PROVIDED DATA:
%%
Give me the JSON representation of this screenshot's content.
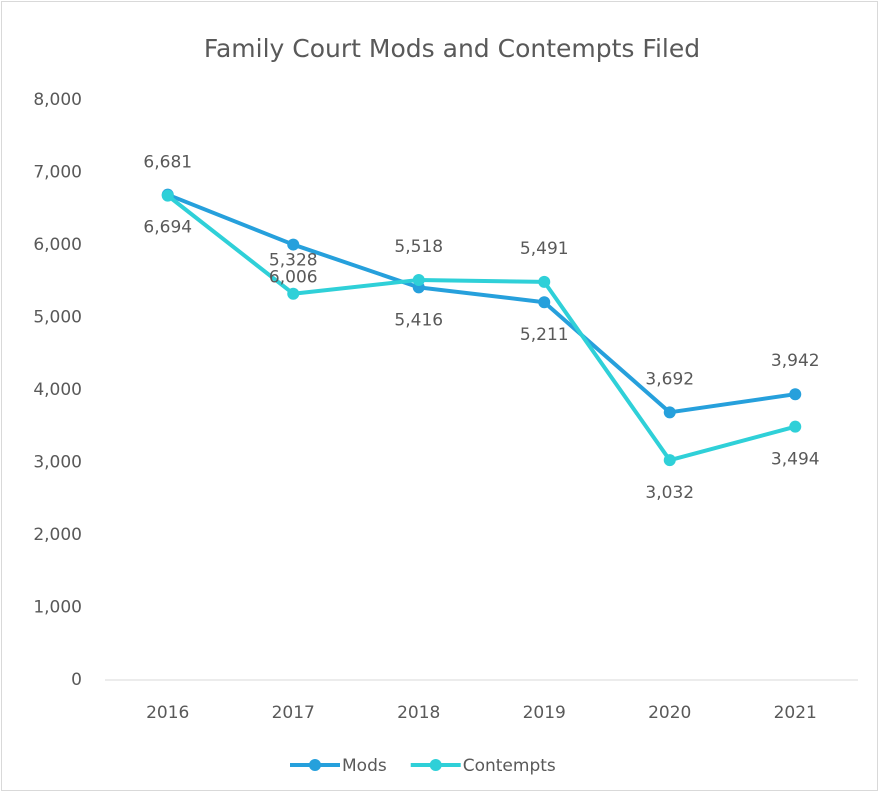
{
  "chart_data": {
    "type": "line",
    "title": "Family Court Mods and Contempts Filed",
    "categories": [
      "2016",
      "2017",
      "2018",
      "2019",
      "2020",
      "2021"
    ],
    "series": [
      {
        "name": "Mods",
        "color": "#26a0dc",
        "values": [
          6694,
          6006,
          5416,
          5211,
          3692,
          3942
        ]
      },
      {
        "name": "Contempts",
        "color": "#2fd0d8",
        "values": [
          6681,
          5328,
          5518,
          5491,
          3032,
          3494
        ]
      }
    ],
    "value_labels": [
      [
        "6,694",
        "6,006",
        "5,416",
        "5,211",
        "3,692",
        "3,942"
      ],
      [
        "6,681",
        "5,328",
        "5,518",
        "5,491",
        "3,032",
        "3,494"
      ]
    ],
    "ylim": [
      0,
      8000
    ],
    "yticks": [
      0,
      {
        "value": 1000,
        "label": "1,000"
      },
      {
        "value": 2000,
        "label": "2,000"
      },
      {
        "value": 3000,
        "label": "3,000"
      },
      {
        "value": 4000,
        "label": "4,000"
      },
      {
        "value": 5000,
        "label": "5,000"
      },
      {
        "value": 6000,
        "label": "6,000"
      },
      {
        "value": 7000,
        "label": "7,000"
      },
      {
        "value": 8000,
        "label": "8,000"
      }
    ],
    "grid": false,
    "legend": "bottom"
  }
}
%%
WORK TO DO: From the entries above, list each line with "Contempts" in it.

OUTPUT BELOW:
    "title": "Family Court Mods and Contempts Filed",
        "name": "Contempts",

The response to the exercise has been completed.